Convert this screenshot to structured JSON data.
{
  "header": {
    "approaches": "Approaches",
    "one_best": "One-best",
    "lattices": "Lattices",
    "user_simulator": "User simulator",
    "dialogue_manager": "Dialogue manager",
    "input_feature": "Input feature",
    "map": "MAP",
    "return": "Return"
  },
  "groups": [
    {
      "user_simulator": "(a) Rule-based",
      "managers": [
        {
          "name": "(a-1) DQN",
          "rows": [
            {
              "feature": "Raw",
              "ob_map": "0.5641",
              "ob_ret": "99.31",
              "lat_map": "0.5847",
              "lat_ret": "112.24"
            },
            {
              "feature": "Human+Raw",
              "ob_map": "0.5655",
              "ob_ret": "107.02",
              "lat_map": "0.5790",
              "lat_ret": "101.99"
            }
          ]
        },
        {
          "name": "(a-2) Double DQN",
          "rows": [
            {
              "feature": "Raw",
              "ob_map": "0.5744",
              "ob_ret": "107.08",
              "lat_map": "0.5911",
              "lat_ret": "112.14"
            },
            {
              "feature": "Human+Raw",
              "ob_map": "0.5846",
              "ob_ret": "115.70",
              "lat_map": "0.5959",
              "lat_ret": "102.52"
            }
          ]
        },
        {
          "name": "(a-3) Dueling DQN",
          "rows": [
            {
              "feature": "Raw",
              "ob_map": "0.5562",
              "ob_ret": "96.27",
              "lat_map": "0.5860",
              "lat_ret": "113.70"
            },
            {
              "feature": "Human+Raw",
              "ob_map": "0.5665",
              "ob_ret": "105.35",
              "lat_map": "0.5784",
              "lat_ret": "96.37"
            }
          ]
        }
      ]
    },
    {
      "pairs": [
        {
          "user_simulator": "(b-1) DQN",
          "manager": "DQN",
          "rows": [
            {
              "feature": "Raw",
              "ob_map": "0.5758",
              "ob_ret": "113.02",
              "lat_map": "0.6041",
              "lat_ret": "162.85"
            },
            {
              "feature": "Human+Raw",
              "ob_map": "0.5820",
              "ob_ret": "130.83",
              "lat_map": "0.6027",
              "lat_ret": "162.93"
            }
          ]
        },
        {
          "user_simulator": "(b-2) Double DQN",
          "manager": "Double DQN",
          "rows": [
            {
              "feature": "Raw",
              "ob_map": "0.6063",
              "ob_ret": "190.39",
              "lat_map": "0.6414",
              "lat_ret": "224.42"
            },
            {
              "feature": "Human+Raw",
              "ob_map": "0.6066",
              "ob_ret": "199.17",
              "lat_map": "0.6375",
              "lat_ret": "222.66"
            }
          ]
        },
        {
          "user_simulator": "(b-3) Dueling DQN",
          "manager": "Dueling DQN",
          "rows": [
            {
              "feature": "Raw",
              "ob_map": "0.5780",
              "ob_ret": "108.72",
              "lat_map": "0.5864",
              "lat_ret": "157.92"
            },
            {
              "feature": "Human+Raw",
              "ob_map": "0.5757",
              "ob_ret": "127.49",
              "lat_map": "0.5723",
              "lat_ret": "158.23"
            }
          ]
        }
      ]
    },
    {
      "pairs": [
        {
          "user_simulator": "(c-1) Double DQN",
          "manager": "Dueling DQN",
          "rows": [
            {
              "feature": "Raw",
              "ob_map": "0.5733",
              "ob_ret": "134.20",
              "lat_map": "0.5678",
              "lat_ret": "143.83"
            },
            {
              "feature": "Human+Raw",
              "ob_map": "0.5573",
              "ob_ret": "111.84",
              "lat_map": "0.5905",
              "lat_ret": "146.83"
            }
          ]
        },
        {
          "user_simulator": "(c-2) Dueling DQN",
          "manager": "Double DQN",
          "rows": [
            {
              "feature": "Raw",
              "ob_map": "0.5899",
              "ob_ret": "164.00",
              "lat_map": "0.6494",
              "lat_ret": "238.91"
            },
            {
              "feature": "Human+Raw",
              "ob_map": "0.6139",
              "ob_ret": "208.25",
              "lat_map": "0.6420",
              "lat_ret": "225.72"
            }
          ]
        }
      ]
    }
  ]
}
____________________
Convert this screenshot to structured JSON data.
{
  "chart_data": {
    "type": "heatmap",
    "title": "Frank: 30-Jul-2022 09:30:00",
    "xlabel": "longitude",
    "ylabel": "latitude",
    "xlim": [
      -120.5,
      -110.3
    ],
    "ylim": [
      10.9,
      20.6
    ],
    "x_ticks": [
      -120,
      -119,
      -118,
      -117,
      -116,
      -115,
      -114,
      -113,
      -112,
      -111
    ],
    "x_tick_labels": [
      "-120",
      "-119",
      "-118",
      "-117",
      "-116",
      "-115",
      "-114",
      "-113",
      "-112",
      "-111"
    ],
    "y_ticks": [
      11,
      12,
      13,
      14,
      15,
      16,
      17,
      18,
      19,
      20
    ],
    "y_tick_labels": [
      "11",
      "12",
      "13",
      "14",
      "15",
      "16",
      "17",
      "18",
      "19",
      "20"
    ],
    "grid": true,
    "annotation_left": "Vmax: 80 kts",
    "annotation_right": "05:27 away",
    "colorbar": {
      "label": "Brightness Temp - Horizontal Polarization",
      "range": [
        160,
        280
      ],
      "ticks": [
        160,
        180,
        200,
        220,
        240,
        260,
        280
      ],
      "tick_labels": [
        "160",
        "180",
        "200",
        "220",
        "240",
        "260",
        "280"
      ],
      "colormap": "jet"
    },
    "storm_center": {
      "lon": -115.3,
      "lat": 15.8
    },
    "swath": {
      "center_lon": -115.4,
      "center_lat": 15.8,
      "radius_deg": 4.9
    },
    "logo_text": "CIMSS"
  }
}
____________________
▸ PROBLEM
Scan the listing above. Gather each line that contains the word "name".

▸ FINISHED ANSWER
          "name": "(a-1) DQN",
          "name": "(a-2) Double DQN",
          "name": "(a-3) Dueling DQN",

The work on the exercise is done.